(Data entries)
-- begin --
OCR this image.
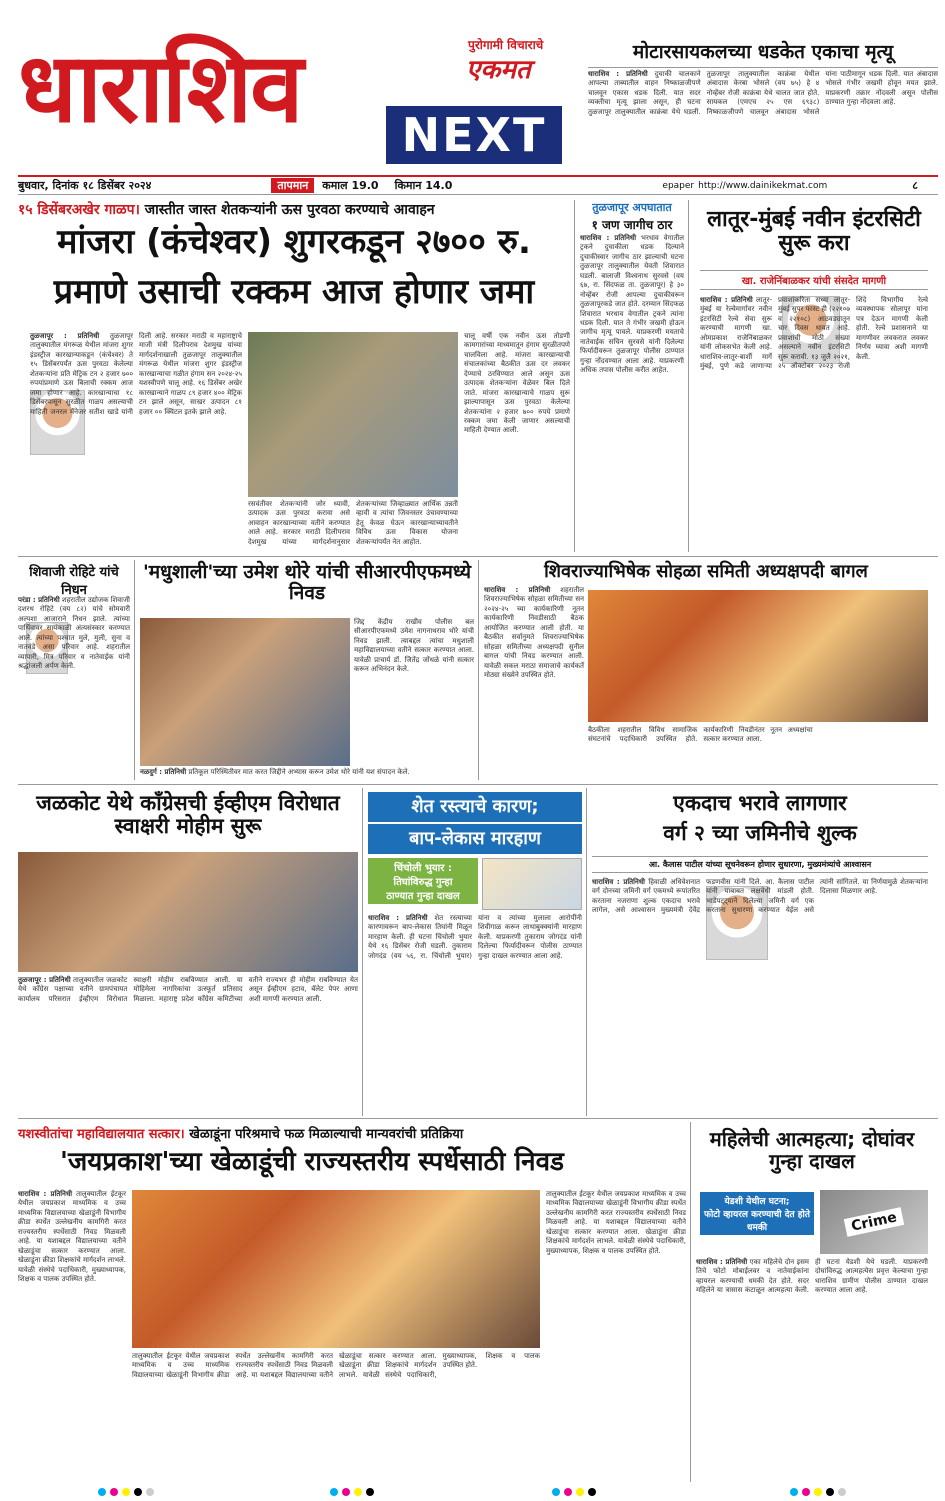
धाराशिव	पुरोगामी विचाराचे
एकमत
NEXT
मोटारसायकलच्या धडकेत एकाचा मृत्यू
धाराशिव : प्रतिनिधी दुचाकी चालकाने आपल्या ताब्यातील वाहन निष्काळजीपणे चालवून एकास धडक दिली. यात सदर व्यक्तीचा मृत्यू झाला असून, ही घटना तुळजापूर तालुक्यातील काक्रंबा येथे घडली. तुळजापूर तालुक्यातील काक्रंबा येथील अंबादास केरबा भोसले (वय ७५) हे ४ नोव्हेंबर रोजी काक्रंबा येथे चालत जात होते. सायकल (एमएच २५ एस ६९३८) निष्काळजीपणे चालवून अंबादास भोसले यांना पाठीमागून धडक दिली. यात अंबादास भोसले गंभीर जखमी होवून मयत झाले. याप्रकरणी तक्रार नोंदवली असून पोलीस ठाण्यात गुन्हा नोंदवला आहे.
बुधवार, दिनांक १८ डिसेंबर २०२४	तापमान	कमाल 19.0 किमान 14.0	epaper http://www.dainikekmat.com	८
१५ डिसेंबरअखेर गाळप। जास्तीत जास्त शेतकऱ्यांनी ऊस पुरवठा करण्याचे आवाहन
मांजरा (कंचेश्वर) शुगरकडून २७०० रु.
प्रमाणे उसाची रक्कम आज होणार जमा
तुळजापूर : प्रतिनिधी तुळजापूर तालुक्यातील मंगरूळ येथील मांजरा शुगर इंडस्ट्रीज कारखान्याकडून (कंचेश्वर) ते १५ डिसेंबरपर्यंत ऊस पुरवठा केलेल्या शेतकऱ्यांना प्रति मेट्रिक टन २ हजार ७०० रुपयांप्रमाणे ऊस बिलाची रक्कम आज जमा होणार आहे. कारखान्याचा १८ डिसेंबरपासून सुरळीत गाळप असल्याची माहिती जनरल मॅनेजर सतीश खाडे यांनी दिली आहे. सरकार मराठी व महाराष्ट्राचे माजी मंत्री दिलीपराव देशमुख यांच्या मार्गदर्शनाखाली तुळजापूर तालुक्यातील मंगरूळ येथील मांजरा शुगर इंडस्ट्रीज कारखान्याचा गळीत हंगाम सन २०२४-२५ यशस्वीपणे चालू आहे. १६ डिसेंबर अखेर कारखान्याने गाळप ८९ हजार ४०० मेट्रिक टन झाले असून, साखर उत्पादन ८१ हजार ०० क्विंटल इतके झाले आहे.
रसवंतीवर शेतकऱ्यांनी जोर ध्यावी, उत्पादक ऊस पुरवठा करावा असे आवाहन कारखान्याच्या वतीने करण्यात आले आहे. सरकार मराठी दिलीपराव देशमुख यांच्या मार्गदर्शनानुसार शेतकऱ्यांच्या जिव्हाळ्यात आर्थिक उन्नती व्हावी व त्यांचा जिवनस्तर उंचावण्याच्या हेतू केवळ घेऊन कारखान्याच्यावतीने विविध ऊस विकास योजना शेतकऱ्यांपर्यंत नेत आहोत.
चालू वर्षी एक नवीन ऊस तोडणी कामगारांच्या माध्यमातून हंगाम सुरळीतपणे चालविला आहे. मांजरा कारखान्याची संचालकांच्या बैठकीत ऊस दर लवकर देण्याचे ठरविण्यात आले असून ऊस उत्पादक शेतकऱ्यांना वेळेवर बिल दिले जाते. मांजरा कारखान्याचे गाळप सुरू झाल्यापासून ऊस पुरवठा केलेल्या शेतकऱ्यांना २ हजार ७०० रुपये प्रमाणे रक्कम जमा केली जाणार असल्याची माहिती देण्यात आली.
तुळजापूर अपघातात
१ जण जागीच ठार
धाराशिव : प्रतिनिधी भरधाव वेगातील ट्रकने दुचाकीला धडक दिल्याने दुचाकीस्वार जागीच ठार झाल्याची घटना तुळजापूर तालुक्यातील येवती शिवारात घडली. बालाजी विश्वनाथ सुरवसे (वय ६७, रा. सिंदफळ ता. तुळजापूर) हे ३० नोव्हेंबर रोजी आपल्या दुचाकीवरून तुळजापूरकडे जात होते. दरम्यान सिंदफळ शिवारात भरधाव वेगातील ट्रकने त्यांना धडक दिली. यात ते गंभीर जखमी होऊन जागीच मृत्यू पावले. याप्रकरणी मयताचे नातेवाईक सचिन सुरवसे यांनी दिलेल्या फिर्यादीवरून तुळजापूर पोलीस ठाण्यात गुन्हा नोंदवण्यात आला आहे. याप्रकरणी अधिक तपास पोलीस करीत आहेत.
लातूर-मुंबई नवीन इंटरसिटी सुरू करा
खा. राजेनिंबाळकर यांची संसदेत मागणी
धाराशिव : प्रतिनिधी लातूर-मुंबई या रेल्वेमार्गावर नवीन इंटरसिटी रेल्वे सेवा सुरू करण्याची मागणी खा. ओमप्रकाश राजेनिंबाळकर यांनी लोकसभेत केली आहे. धाराशिव-लातूर-बार्शी मार्गे मुंबई, पुणे कडे जाणाऱ्या प्रवाशांकरिता सध्या लातूर-मुंबई सुपर फास्ट ही (२२१०७ व २२१०८) आठवड्यातून चार दिवस धावत आहे. प्रवाशांची मोठी संख्या असल्याने नवीन इंटरसिटी सुरू करावी. १३ जुलै २०२१, २५ ऑक्टोबर २०२३ रोजी शिंदे विभागीय रेल्वे व्यवस्थापक सोलापूर यांना पत्र देऊन मागणी केली होती. रेल्वे प्रशासनाने या मागणीवर लवकरात लवकर निर्णय घ्यावा अशी मागणी केली.
शिवाजी रोहिटे यांचे निधन
परंडा : प्रतिनिधी शहरातील उद्योजक शिवाजी दशरथ रोहिटे (वय ८२) यांचे सोमवारी अल्पशा आजाराने निधन झाले. त्यांच्या पार्थिवावर सायंकाळी अंत्यसंस्कार करण्यात आले. त्यांच्या पश्चात मुले, मुली, सुना व नातवंडे असा परिवार आहे. शहरातील व्यापारी, मित्र परिवार व नातेवाईक यांनी श्रद्धांजली अर्पण केली.
'मधुशाली'च्या उमेश थोरे यांची सीआरपीएफमध्ये निवड
नळदुर्ग : प्रतिनिधी प्रतिकूल परिस्थितीवर मात करत जिद्दीने अभ्यास करून उमेश थोरे यांनी यश संपादन केले.
जिद्द केंद्रीय राखीव पोलीस बल सीआरपीएफमध्ये उमेश नागनाथराव थोरे यांची निवड झाली. त्याबद्दल त्यांचा मधुशाली महाविद्यालयाच्या वतीने सत्कार करण्यात आला. यावेळी प्राचार्य डॉ. जितेंद्र जोंधळे यांनी सत्कार करून अभिनंदन केले.
शिवराज्याभिषेक सोहळा समिती अध्यक्षपदी बागल
धाराशिव : प्रतिनिधी शहरातील शिवराज्याभिषेक सोहळा समितीच्या सन २०२४-२५ च्या कार्यकारिणी नूतन कार्यकारिणी निवडीसाठी बैठक आयोजित करण्यात आली होती. या बैठकीत सर्वानुमते शिवराज्याभिषेक सोहळा समितीच्या अध्यक्षपदी सुनील बागल यांची निवड करण्यात आली. यावेळी सकल मराठा समाजाचे कार्यकर्ते मोठ्या संख्येने उपस्थित होते.
बैठकीला शहरातील विविध सामाजिक संघटनांचे पदाधिकारी उपस्थित होते. कार्यकारिणी निवडीनंतर नूतन अध्यक्षांचा सत्कार करण्यात आला.
जळकोट येथे काँग्रेसची ईव्हीएम विरोधात स्वाक्षरी मोहीम सुरू
तुळजापूर : प्रतिनिधी तालुक्यातील जळकोट येथे काँग्रेस पक्षाच्या वतीने ग्रामपंचायत कार्यालय परिसरात ईव्हीएम विरोधात स्वाक्षरी मोहीम राबविण्यात आली. या मोहिमेला नागरिकांचा उत्स्फूर्त प्रतिसाद मिळाला. महाराष्ट्र प्रदेश काँग्रेस कमिटीच्या वतीने राज्यभर ही मोहीम राबविण्यात येत असून ईव्हीएम हटाव, बॅलेट पेपर आणा अशी मागणी करण्यात आली.
शेत रस्त्याचे कारण;
बाप-लेकास मारहाण
चिंचोली भुयार :
तिघांविरुद्ध गुन्हा
ठाण्यात गुन्हा दाखल
धाराशिव : प्रतिनिधी शेत रस्त्याच्या कारणावरून बाप-लेकास तिघांनी मिळून मारहाण केली. ही घटना चिंचोली भुयार येथे १६ डिसेंबर रोजी घडली. तुकाराम जोगदंड (वय ५६, रा. चिंचोली भुयार) यांना व त्यांच्या मुलाला आरोपींनी शिवीगाळ करून लाथाबुक्क्यांनी मारहाण केली. याप्रकरणी तुकाराम जोगदंड यांनी दिलेल्या फिर्यादीवरून पोलीस ठाण्यात गुन्हा दाखल करण्यात आला आहे.
एकदाच भरावे लागणार
वर्ग २ च्या जमिनीचे शुल्क
आ. कैलास पाटील यांच्या सूचनेवरून होणार सुधारणा, मुख्यमंत्र्यांचे आश्वासन
धाराशिव : प्रतिनिधी हिवाळी अधिवेशनात वर्ग दोनच्या जमिनी वर्ग एकमध्ये रूपांतरित करताना नजराणा शुल्क एकदाच भरावे लागेल, असे आश्वासन मुख्यमंत्री देवेंद्र फडणवीस यांनी दिले. आ. कैलास पाटील यांनी याबाबत लक्षवेधी मांडली होती. भाडेपट्ट्याने दिलेल्या जमिनी वर्ग एक करताना सुधारणा करण्यात येईल असे त्यांनी सांगितले. या निर्णयामुळे शेतकऱ्यांना दिलासा मिळणार आहे.
यशस्वीतांचा महाविद्यालयात सत्कार। खेळाडूंना परिश्रमाचे फळ मिळाल्याची मान्यवरांची प्रतिक्रिया
'जयप्रकाश'च्या खेळाडूंची राज्यस्तरीय स्पर्धेसाठी निवड
धाराशिव : प्रतिनिधी तालुक्यातील ईटकूर येथील जयप्रकाश माध्यमिक व उच्च माध्यमिक विद्यालयाच्या खेळाडूंनी विभागीय क्रीडा स्पर्धेत उल्लेखनीय कामगिरी करत राज्यस्तरीय स्पर्धेसाठी निवड मिळवली आहे. या यशाबद्दल विद्यालयाच्या वतीने खेळाडूंचा सत्कार करण्यात आला. खेळाडूंना क्रीडा शिक्षकांचे मार्गदर्शन लाभले. यावेळी संस्थेचे पदाधिकारी, मुख्याध्यापक, शिक्षक व पालक उपस्थित होते.
तालुक्यातील ईटकूर येथील जयप्रकाश माध्यमिक व उच्च माध्यमिक विद्यालयाच्या खेळाडूंनी विभागीय क्रीडा स्पर्धेत उल्लेखनीय कामगिरी करत राज्यस्तरीय स्पर्धेसाठी निवड मिळवली आहे. या यशाबद्दल विद्यालयाच्या वतीने खेळाडूंचा सत्कार करण्यात आला. खेळाडूंना क्रीडा शिक्षकांचे मार्गदर्शन लाभले. यावेळी संस्थेचे पदाधिकारी, मुख्याध्यापक, शिक्षक व पालक उपस्थित होते.
तालुक्यातील ईटकूर येथील जयप्रकाश माध्यमिक व उच्च माध्यमिक विद्यालयाच्या खेळाडूंनी विभागीय क्रीडा स्पर्धेत उल्लेखनीय कामगिरी करत राज्यस्तरीय स्पर्धेसाठी निवड मिळवली आहे. या यशाबद्दल विद्यालयाच्या वतीने खेळाडूंचा सत्कार करण्यात आला. खेळाडूंना क्रीडा शिक्षकांचे मार्गदर्शन लाभले. यावेळी संस्थेचे पदाधिकारी, मुख्याध्यापक, शिक्षक व पालक उपस्थित होते.
महिलेची आत्महत्या; दोघांवर गुन्हा दाखल
येडशी येथील घटना;
फोटो व्हायरल करण्याची देत होते धमकी	Crime
धाराशिव : प्रतिनिधी एका महिलेचे दोन इसम तिचे फोटो मोबाईलवर व नातेवाईकांना व्हायरल करण्याची धमकी देत होते. सदर महिलेने या त्रासास कंटाळून आत्महत्या केली. ही घटना येडशी येथे घडली. याप्रकरणी दोघांविरुद्ध आत्महत्येस प्रवृत्त केल्याचा गुन्हा धाराशिव ग्रामीण पोलीस ठाण्यात दाखल करण्यात आला आहे.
-- end --
● **STATED GOAL**
Using the records above, list each line that includes "एफमध".

● **RESULT**
'मधुशाली'च्या उमेश थोरे यांची सीआरपीएफमध्ये निवड
जिद्द केंद्रीय राखीव पोलीस बल सीआरपीएफमध्ये उमेश नागनाथराव थोरे यांची निवड झाली. त्याबद्दल त्यांचा मधुशाली महाविद्यालयाच्या वतीने सत्कार करण्यात आला. यावेळी प्राचार्य डॉ. जितेंद्र जोंधळे यांनी सत्कार करून अभिनंदन केले.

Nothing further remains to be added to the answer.